▶ [What is asked] Copy the Wedgemere station text, starting at the words "With the support" and stopping after "people with disabilities.", and replace "handicapped individuals" with "people with disabilities" throughout.

▶ [Document passage]
****************

The MBTA plans to install two mini-platforms and two ramps at the Wedgemere Commuter Rail Station, enhancements designed to make the station accessible to the disabled.

With the support of US Representative Edward J. Markey, the Patrick administration made the decision to allot the stimulus funds to the project.

“This really is a win for us as far as addressing our accessibility needs,’’ said MBTA spokeswoman Lydia Rivera.

The project is currently in design, with construction anticipated to conclude by the end of this year.

“It’s a major transportation facility in our community, and we are looking forward to having handicapped individuals use it,’’ said Town Manager Melvin Kleckner of Wedgemere, which serves 591 boarding passengers a day, according to February 2009 figures.

Wedgemere and a second MBTA station in town - Winchester Center - are both inaccessible to people with disabilities.

The existing platforms at Wedgemere station are not level with the train floor, so that passengers must climb steps to board the train. And to reach the platforms requires climbing stairs from the street 20 feet below. The station parking lot has no accessible spaces.

****************

▶ [Dataset extract]
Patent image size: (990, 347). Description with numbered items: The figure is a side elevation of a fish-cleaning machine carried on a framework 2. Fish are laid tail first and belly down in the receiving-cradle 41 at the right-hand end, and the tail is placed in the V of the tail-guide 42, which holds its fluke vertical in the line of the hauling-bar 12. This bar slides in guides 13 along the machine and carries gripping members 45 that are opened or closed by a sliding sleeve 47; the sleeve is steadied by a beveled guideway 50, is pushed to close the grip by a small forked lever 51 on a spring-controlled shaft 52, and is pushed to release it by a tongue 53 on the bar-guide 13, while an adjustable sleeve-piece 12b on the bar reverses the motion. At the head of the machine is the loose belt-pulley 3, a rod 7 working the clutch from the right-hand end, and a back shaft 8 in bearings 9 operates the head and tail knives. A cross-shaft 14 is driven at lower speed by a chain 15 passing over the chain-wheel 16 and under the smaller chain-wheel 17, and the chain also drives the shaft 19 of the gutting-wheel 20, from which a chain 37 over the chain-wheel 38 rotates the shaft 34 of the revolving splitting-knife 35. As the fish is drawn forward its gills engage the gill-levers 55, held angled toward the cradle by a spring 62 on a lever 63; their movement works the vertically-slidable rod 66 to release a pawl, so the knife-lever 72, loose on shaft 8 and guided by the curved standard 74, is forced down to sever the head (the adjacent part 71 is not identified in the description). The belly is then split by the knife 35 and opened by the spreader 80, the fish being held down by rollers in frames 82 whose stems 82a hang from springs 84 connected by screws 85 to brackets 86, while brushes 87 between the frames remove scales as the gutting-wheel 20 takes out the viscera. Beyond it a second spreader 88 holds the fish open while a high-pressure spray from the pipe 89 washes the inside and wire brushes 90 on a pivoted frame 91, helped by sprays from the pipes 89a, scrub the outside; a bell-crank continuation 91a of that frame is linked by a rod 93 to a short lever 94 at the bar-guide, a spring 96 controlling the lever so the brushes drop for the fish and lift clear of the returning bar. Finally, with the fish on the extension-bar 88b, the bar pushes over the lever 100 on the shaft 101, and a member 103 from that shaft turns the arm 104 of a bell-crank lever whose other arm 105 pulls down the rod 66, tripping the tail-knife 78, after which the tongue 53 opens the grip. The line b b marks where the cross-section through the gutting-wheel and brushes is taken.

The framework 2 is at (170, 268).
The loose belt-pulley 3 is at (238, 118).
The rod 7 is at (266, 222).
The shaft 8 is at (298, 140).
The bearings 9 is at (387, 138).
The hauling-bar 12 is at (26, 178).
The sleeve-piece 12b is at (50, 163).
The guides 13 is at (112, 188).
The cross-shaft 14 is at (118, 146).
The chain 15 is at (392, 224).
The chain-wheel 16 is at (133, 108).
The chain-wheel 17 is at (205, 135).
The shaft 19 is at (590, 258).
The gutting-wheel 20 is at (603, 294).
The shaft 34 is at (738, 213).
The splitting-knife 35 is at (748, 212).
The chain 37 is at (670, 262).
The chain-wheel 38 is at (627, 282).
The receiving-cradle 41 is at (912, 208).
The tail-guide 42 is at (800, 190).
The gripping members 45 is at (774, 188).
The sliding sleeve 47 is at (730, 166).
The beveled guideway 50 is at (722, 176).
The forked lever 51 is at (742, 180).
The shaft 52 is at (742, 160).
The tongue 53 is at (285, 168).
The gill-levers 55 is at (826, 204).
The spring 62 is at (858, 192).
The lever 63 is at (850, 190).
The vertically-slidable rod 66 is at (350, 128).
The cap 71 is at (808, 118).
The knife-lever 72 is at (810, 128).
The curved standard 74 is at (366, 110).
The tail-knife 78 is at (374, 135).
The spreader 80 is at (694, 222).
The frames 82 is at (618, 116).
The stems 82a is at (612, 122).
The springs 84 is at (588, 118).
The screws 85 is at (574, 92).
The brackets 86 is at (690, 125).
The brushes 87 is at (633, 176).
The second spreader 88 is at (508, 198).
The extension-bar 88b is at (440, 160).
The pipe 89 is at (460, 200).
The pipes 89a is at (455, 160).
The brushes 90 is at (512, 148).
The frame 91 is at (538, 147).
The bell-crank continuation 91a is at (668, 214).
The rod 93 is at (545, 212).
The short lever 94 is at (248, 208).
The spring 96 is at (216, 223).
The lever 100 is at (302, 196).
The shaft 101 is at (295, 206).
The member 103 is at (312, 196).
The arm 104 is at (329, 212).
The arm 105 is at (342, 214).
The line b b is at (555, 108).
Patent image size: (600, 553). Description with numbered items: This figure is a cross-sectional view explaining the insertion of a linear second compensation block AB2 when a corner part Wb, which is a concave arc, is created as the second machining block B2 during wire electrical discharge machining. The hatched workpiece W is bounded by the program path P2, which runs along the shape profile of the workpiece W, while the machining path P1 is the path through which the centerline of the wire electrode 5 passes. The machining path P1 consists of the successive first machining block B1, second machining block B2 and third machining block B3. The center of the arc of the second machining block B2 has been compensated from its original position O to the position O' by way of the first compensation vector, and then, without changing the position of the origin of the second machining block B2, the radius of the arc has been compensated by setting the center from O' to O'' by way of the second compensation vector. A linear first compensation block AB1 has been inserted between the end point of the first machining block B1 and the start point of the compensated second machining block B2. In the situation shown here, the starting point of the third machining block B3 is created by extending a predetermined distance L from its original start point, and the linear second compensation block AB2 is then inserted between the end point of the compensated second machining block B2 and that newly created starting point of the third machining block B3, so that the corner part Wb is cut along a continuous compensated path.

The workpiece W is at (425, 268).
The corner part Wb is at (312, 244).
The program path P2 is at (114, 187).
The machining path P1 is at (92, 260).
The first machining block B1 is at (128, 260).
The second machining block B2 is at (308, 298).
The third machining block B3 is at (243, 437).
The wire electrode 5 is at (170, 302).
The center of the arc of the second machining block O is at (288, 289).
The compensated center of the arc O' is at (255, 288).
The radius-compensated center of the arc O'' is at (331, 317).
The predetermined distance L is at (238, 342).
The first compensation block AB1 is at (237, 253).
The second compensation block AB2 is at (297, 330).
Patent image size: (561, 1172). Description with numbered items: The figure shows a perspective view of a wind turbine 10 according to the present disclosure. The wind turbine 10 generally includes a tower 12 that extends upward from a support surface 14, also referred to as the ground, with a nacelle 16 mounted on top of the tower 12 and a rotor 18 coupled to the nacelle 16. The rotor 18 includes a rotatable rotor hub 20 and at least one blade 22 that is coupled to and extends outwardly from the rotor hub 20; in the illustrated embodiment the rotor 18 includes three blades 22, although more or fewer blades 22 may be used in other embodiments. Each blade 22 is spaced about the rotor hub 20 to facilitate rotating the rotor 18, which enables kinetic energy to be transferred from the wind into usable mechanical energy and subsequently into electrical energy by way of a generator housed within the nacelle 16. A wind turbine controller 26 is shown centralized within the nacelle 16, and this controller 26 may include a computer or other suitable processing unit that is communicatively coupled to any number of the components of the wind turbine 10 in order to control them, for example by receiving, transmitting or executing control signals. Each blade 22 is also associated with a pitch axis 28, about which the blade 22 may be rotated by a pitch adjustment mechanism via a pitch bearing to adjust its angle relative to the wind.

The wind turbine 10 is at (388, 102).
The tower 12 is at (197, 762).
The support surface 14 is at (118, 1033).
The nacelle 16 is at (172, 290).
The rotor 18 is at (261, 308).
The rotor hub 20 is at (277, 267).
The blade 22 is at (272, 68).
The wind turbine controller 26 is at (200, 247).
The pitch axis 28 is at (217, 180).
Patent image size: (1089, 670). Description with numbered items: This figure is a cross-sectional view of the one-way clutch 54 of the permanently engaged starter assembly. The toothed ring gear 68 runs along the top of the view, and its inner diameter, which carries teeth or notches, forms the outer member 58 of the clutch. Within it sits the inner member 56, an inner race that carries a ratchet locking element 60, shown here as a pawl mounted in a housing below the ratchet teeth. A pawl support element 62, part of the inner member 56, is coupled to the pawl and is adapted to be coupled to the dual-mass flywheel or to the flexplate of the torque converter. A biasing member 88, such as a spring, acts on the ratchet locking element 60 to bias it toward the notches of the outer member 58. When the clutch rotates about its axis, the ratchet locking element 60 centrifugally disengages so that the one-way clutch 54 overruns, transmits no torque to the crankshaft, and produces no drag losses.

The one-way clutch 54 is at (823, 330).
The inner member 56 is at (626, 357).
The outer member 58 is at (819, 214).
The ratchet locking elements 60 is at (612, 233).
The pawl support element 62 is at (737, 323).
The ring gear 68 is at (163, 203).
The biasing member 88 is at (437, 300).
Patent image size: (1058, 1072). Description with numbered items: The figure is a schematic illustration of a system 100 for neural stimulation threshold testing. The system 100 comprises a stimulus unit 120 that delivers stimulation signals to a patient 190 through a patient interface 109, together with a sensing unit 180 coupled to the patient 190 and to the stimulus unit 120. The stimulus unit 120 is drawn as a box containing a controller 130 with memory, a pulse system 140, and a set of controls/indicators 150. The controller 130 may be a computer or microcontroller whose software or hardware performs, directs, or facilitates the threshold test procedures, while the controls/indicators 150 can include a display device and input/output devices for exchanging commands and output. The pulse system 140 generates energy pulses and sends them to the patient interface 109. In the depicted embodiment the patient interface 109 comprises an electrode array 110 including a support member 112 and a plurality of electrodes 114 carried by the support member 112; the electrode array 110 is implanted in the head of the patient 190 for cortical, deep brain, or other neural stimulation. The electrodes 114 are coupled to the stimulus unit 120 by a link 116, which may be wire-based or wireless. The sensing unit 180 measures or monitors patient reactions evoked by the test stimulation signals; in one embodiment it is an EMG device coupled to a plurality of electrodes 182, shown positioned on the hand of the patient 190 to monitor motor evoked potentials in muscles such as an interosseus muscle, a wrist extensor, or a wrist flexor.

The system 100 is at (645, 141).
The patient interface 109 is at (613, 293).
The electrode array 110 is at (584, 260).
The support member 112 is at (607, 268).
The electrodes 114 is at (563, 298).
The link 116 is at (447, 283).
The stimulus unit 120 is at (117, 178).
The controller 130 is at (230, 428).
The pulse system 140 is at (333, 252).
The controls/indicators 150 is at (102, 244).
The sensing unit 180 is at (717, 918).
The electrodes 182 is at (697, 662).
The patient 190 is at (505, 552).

****************

▶ [Solution for this task]
With the support of US Representative Edward J. Markey, the Patrick administration made the decision to allot the stimulus funds to the project.

“This really is a win for us as far as addressing our accessibility needs,’’ said MBTA spokeswoman Lydia Rivera.

The project is currently in design, with construction anticipated to conclude by the end of this year.

“It’s a major transportation facility in our community, and we are looking forward to having people with disabilities use it,’’ said Town Manager Melvin Kleckner of Wedgemere, which serves 591 boarding passengers a day, according to February 2009 figures.

Wedgemere and a second MBTA station in town - Winchester Center - are both inaccessible to people with disabilities.